### [Request]
Wherever "PARTY" appears in a line, copy that line.

### [Entries shown]
----------------

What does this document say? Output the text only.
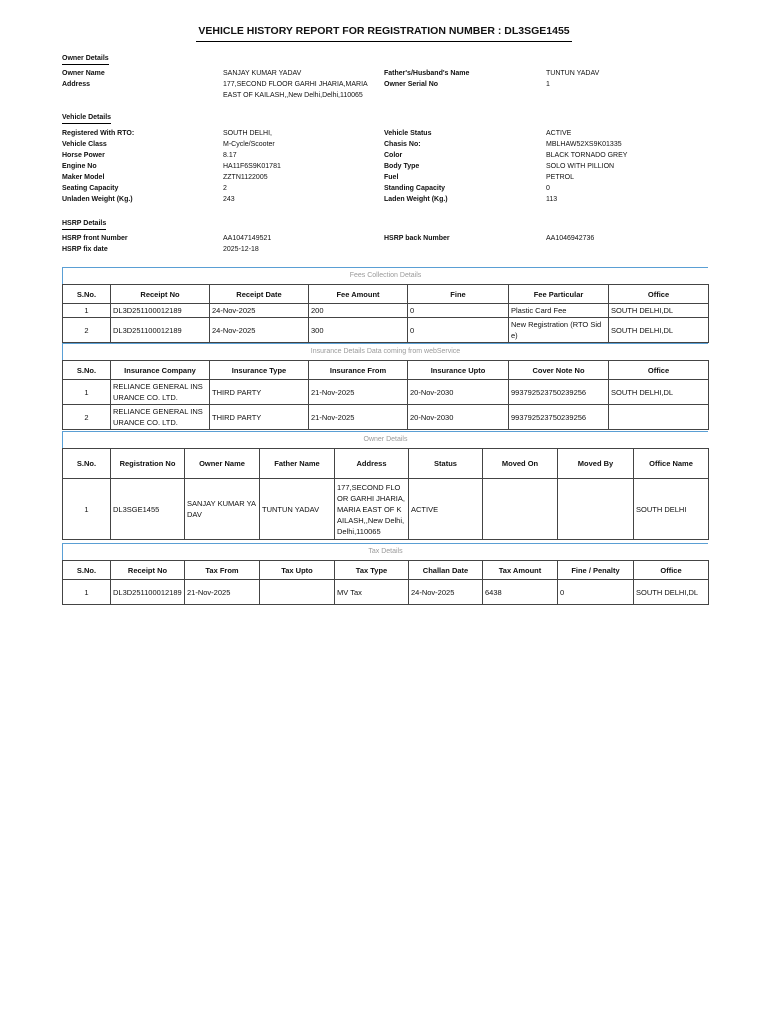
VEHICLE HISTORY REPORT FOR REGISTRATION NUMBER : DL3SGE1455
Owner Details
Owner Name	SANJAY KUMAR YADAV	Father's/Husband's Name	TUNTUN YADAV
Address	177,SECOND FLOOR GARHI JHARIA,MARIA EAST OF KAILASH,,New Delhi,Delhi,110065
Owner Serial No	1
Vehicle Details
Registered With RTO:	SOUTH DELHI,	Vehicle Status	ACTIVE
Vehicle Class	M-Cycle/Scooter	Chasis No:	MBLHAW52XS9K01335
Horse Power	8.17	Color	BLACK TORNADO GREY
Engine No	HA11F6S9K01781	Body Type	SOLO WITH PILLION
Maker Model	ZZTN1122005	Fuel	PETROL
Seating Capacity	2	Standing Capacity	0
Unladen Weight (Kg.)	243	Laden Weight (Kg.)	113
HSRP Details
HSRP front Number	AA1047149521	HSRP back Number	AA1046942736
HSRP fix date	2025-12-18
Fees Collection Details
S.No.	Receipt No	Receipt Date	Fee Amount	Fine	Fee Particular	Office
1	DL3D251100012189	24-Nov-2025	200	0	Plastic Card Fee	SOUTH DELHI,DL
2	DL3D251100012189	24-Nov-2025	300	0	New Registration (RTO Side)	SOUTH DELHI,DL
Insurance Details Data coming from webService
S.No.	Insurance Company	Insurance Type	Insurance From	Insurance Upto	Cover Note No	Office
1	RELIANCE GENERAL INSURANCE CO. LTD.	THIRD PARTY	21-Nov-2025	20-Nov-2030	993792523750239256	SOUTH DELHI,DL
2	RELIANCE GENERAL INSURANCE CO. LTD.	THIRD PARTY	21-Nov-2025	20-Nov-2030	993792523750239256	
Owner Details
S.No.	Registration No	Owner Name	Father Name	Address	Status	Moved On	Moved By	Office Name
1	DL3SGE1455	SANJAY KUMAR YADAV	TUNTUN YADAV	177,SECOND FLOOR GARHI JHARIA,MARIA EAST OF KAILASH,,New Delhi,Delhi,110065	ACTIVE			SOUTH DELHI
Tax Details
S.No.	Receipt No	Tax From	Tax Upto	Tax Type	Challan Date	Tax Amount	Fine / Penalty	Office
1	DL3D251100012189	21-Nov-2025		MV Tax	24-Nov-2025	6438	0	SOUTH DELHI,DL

----------------

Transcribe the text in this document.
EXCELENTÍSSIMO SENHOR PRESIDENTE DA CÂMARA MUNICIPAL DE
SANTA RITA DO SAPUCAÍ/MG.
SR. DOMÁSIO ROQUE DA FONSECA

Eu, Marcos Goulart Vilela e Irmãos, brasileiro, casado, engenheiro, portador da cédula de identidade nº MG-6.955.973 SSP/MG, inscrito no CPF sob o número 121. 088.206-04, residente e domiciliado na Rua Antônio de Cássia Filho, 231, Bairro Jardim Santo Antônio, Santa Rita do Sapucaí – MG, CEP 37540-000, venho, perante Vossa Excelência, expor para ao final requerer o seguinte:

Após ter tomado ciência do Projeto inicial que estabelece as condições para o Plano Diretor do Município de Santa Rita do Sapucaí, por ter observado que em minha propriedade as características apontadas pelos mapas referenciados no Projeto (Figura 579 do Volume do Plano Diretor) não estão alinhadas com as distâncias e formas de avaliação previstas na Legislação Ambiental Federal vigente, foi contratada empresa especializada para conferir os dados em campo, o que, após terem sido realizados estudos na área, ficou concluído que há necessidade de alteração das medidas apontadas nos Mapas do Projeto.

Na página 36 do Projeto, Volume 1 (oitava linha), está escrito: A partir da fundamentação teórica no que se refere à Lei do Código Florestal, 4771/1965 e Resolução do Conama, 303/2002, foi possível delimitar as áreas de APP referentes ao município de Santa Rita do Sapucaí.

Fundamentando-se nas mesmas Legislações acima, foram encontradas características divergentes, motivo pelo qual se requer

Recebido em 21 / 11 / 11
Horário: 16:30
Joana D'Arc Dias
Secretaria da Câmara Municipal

----------------

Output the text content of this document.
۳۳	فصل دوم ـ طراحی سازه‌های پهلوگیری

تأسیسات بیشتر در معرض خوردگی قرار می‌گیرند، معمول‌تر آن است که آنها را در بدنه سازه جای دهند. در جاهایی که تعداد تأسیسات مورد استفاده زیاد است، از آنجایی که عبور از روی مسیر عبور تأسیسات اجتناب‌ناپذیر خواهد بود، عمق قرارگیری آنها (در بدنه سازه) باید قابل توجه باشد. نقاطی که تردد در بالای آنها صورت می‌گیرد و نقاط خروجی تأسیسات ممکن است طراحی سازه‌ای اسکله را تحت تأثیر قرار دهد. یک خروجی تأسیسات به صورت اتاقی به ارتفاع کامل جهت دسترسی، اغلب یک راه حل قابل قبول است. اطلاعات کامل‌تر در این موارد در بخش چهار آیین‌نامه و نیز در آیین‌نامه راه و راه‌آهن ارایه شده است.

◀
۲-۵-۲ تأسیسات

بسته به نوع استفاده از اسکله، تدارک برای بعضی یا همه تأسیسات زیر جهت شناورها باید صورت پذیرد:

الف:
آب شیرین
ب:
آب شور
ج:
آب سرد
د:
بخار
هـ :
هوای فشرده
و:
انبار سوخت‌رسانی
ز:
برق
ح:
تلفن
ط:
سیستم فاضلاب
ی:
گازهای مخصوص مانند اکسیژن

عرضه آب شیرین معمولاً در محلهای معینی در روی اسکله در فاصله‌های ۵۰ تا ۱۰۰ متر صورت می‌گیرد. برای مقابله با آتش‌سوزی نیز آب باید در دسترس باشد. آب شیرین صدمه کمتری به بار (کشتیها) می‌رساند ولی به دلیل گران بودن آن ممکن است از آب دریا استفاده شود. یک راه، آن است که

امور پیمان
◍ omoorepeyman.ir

----------------

### [Output of the exercise]
1	RELIANCE GENERAL INSURANCE CO. LTD.	THIRD PARTY	21-Nov-2025	20-Nov-2030	993792523750239256	SOUTH DELHI,DL
2	RELIANCE GENERAL INSURANCE CO. LTD.	THIRD PARTY	21-Nov-2025	20-Nov-2030	993792523750239256	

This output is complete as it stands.